> _作業指示_:
1. 参照本文によると、中間会合の審議結果はどの会合に送られて審議される予定か。
2. 参照本文の次の一文を英語に訳してください:「今次会合は、本条約の審議の進展を図るため、本年7月開催予定のMEPC56に先駆けて開催されました。」
3. 参照本文のうち、「5月7日から11日まで、英国」から「見があり、結論は見送られた。」までを、末尾の語句も含めて引用してください。

> _参照本文_:

IMO/MEPCシップリサイクル作業部会中間会合の結果報告~

5月7日から11日まで、英国ロンドンにおいて海洋環境保護委員会シップリサイクル作業部会中間会合(MEPC-ISRWG)が開催されました。本会合ではシップリサイクル条約の策定作業が逐条ごとに行われました。その審議結果は以下のとおりです。なお、この結果は7月開催のMEPC56に送られ審議される予定です。

【これまでの背景・経緯】
シップリサイクルに関しては、2004年12月のIMO総会において、Resolution A.981(24)が決議され、2008年~2009年の新条約の採択を目指すこととされています。これまで、条約骨子((1)安全・環境上適切なリサイクルを行うための船舶の設計、建造、運航中の管理及びリサイクル準備、(2)安全・環境上適切なリサイクル施設の要件と運営、(3)これらを確保するためのスキーム(検査、証書及び通報システム等))や附随するガイドラインの必要性等について議論され、昨年3月のMEPC54から条約案文についてノルウェー提案をもとに本格的な議論がスタートしました。
今次会合は、本条約の審議の進展を図るため、本年7月開催予定のMEPC56に先駆けて開催されました。

【審議概要】
今次会合においては、条約の逐条ごとに議論され、現状の条約原案の問題点等が明らかになった。主な審議内容は以下のとおり。

(1)条約の適用について
・「現在の条約案では適用とされている国際トン数やIMOナンバーを持たない純粋な内航船・内水バージも、政府所有船および国際総トン数500GT未満の船舶と同様に適用除外にすべき」との米国等の提案に対し、国際航海に変更した場合の取扱いをどうするか等の問題が指摘され、内航船を除外することは今後検討されることとなった。
・非締約国のリサイクルヤードではリサイクルできない旨の規定に対し、インドより「優良なヤードの場合にはリサイクルを認めるべき」との提案があった一方で、「インド提案は条約の根本的な変更を意味することとなり条約全体の見直しが必要になるので慎重に検討すべき」との意見があり、結論は見送られた。

(2)有害物質一覧について
・有害物質一覧作成・維持・更新にあたっては、より明確な作業負担の把握が必要と意見が出された。

> _データ項目_:
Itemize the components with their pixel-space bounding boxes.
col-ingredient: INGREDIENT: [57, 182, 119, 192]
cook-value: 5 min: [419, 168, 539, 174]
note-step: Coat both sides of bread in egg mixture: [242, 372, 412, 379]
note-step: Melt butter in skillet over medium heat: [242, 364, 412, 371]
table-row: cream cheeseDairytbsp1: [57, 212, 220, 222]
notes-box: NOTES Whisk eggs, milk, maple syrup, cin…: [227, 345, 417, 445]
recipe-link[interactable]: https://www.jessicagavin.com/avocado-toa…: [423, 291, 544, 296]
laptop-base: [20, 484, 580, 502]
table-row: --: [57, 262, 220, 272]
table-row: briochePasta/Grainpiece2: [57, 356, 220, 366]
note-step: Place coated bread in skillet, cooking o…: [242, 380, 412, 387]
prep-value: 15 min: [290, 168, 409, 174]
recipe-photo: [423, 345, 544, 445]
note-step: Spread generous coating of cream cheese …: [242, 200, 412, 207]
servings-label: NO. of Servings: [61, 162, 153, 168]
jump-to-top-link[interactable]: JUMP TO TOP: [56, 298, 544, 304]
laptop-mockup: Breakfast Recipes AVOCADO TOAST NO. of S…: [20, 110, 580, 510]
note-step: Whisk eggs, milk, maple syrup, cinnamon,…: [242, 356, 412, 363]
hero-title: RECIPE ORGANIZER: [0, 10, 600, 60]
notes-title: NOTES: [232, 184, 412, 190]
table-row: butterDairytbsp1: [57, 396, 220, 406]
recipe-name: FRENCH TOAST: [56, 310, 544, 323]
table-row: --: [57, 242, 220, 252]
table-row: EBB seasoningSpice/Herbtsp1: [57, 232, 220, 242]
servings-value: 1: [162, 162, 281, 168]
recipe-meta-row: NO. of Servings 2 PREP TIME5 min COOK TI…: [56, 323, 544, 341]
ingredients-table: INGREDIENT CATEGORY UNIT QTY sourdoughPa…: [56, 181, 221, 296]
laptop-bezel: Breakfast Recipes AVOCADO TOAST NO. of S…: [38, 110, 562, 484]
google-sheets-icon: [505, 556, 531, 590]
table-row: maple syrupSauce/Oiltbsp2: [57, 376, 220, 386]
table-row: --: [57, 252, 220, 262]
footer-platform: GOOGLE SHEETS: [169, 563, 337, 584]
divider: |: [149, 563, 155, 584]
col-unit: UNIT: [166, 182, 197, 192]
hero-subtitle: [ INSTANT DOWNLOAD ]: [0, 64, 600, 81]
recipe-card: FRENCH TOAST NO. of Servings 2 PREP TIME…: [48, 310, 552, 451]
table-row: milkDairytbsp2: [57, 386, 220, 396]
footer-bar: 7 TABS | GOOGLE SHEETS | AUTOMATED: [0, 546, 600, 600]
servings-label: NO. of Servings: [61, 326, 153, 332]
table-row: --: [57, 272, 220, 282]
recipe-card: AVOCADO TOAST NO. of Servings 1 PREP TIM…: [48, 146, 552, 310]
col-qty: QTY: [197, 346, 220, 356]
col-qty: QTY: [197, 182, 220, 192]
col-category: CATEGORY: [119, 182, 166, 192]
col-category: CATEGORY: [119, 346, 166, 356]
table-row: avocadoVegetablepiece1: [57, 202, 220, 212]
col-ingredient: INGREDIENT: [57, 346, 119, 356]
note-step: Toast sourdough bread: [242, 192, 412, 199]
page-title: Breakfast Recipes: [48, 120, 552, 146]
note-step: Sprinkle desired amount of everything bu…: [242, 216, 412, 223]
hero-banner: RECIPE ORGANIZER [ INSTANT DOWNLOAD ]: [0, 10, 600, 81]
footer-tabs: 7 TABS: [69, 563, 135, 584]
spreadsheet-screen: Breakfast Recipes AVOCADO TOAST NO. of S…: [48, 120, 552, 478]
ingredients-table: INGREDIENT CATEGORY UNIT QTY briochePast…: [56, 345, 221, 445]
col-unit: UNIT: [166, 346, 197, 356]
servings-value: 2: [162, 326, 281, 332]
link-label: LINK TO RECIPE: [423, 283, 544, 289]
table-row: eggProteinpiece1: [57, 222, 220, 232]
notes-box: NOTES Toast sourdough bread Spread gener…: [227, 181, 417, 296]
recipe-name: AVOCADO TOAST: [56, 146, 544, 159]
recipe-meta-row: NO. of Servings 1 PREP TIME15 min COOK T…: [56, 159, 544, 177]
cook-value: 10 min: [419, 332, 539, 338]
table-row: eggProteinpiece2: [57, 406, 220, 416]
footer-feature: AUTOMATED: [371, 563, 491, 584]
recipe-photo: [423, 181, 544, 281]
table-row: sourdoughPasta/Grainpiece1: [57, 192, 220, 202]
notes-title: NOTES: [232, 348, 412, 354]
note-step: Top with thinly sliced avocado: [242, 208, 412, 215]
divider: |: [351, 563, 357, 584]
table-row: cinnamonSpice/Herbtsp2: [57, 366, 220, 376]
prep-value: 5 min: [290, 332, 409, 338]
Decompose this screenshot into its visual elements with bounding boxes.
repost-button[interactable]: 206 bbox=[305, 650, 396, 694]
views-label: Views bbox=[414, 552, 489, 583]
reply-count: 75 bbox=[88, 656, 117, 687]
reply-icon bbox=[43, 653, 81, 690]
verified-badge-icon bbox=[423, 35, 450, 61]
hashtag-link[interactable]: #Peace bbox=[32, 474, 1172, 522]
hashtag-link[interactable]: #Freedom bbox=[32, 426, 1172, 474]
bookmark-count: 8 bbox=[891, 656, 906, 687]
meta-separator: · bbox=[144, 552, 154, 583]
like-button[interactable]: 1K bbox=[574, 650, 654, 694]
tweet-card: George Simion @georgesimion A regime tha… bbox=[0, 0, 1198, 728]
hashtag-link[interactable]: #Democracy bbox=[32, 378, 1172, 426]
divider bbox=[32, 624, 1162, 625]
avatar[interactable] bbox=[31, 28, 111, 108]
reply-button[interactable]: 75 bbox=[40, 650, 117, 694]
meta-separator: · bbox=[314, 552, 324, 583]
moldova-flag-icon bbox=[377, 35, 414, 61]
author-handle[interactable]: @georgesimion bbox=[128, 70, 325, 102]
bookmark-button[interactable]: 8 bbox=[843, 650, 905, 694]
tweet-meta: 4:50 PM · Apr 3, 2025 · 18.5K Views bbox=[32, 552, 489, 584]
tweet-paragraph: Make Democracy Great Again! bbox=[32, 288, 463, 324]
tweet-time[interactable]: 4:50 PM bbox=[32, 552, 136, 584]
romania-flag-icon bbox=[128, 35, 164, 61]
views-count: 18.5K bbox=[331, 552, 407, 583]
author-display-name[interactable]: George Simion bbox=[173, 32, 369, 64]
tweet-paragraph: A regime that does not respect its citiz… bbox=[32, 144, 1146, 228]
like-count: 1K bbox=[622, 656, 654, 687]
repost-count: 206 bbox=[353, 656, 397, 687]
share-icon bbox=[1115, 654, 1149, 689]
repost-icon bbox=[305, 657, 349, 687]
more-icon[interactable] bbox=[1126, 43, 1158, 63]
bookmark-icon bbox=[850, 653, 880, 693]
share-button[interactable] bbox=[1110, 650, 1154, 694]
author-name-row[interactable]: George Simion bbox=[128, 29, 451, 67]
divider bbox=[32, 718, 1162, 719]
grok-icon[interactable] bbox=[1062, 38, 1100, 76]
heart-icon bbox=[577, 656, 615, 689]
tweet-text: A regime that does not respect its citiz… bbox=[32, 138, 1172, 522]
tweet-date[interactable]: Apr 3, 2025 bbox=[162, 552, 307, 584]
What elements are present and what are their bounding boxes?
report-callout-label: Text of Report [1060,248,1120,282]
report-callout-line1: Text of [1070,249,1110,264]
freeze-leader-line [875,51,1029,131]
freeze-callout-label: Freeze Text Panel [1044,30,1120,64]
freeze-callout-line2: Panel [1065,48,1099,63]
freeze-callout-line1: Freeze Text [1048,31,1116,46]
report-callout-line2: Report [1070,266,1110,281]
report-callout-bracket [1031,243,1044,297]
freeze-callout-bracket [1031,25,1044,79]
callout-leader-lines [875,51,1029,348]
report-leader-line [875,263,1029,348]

> _各作業の回答_:
1. 7月開催のMEPC56に送られ、審議される予定です。

2. This meeting was held ahead of MEPC56, scheduled for July this year, in order to advance deliberations on the convention.

3.
5月7日から11日まで、英国ロンドンにおいて海洋環境保護委員会シップリサイクル作業部会中間会合(MEPC-ISRWG)が開催されました。本会合ではシップリサイクル条約の策定作業が逐条ごとに行われました。その審議結果は以下のとおりです。なお、この結果は7月開催のMEPC56に送られ審議される予定です。

【これまでの背景・経緯】
シップリサイクルに関しては、2004年12月のIMO総会において、Resolution A.981(24)が決議され、2008年~2009年の新条約の採択を目指すこととされています。これまで、条約骨子((1)安全・環境上適切なリサイクルを行うための船舶の設計、建造、運航中の管理及びリサイクル準備、(2)安全・環境上適切なリサイクル施設の要件と運営、(3)これらを確保するためのスキーム(検査、証書及び通報システム等))や附随するガイドラインの必要性等について議論され、昨年3月のMEPC54から条約案文についてノルウェー提案をもとに本格的な議論がスタートしました。
今次会合は、本条約の審議の進展を図るため、本年7月開催予定のMEPC56に先駆けて開催されました。

【審議概要】
今次会合においては、条約の逐条ごとに議論され、現状の条約原案の問題点等が明らかになった。主な審議内容は以下のとおり。

(1)条約の適用について
・「現在の条約案では適用とされている国際トン数やIMOナンバーを持たない純粋な内航船・内水バージも、政府所有船および国際総トン数500GT未満の船舶と同様に適用除外にすべき」との米国等の提案に対し、国際航海に変更した場合の取扱いをどうするか等の問題が指摘され、内航船を除外することは今後検討されることとなった。
・非締約国のリサイクルヤードではリサイクルできない旨の規定に対し、インドより「優良なヤードの場合にはリサイクルを認めるべき」との提案があった一方で、「インド提案は条約の根本的な変更を意味することとなり条約全体の見直しが必要になるので慎重に検討すべき」との意見があり、結論は見送られた。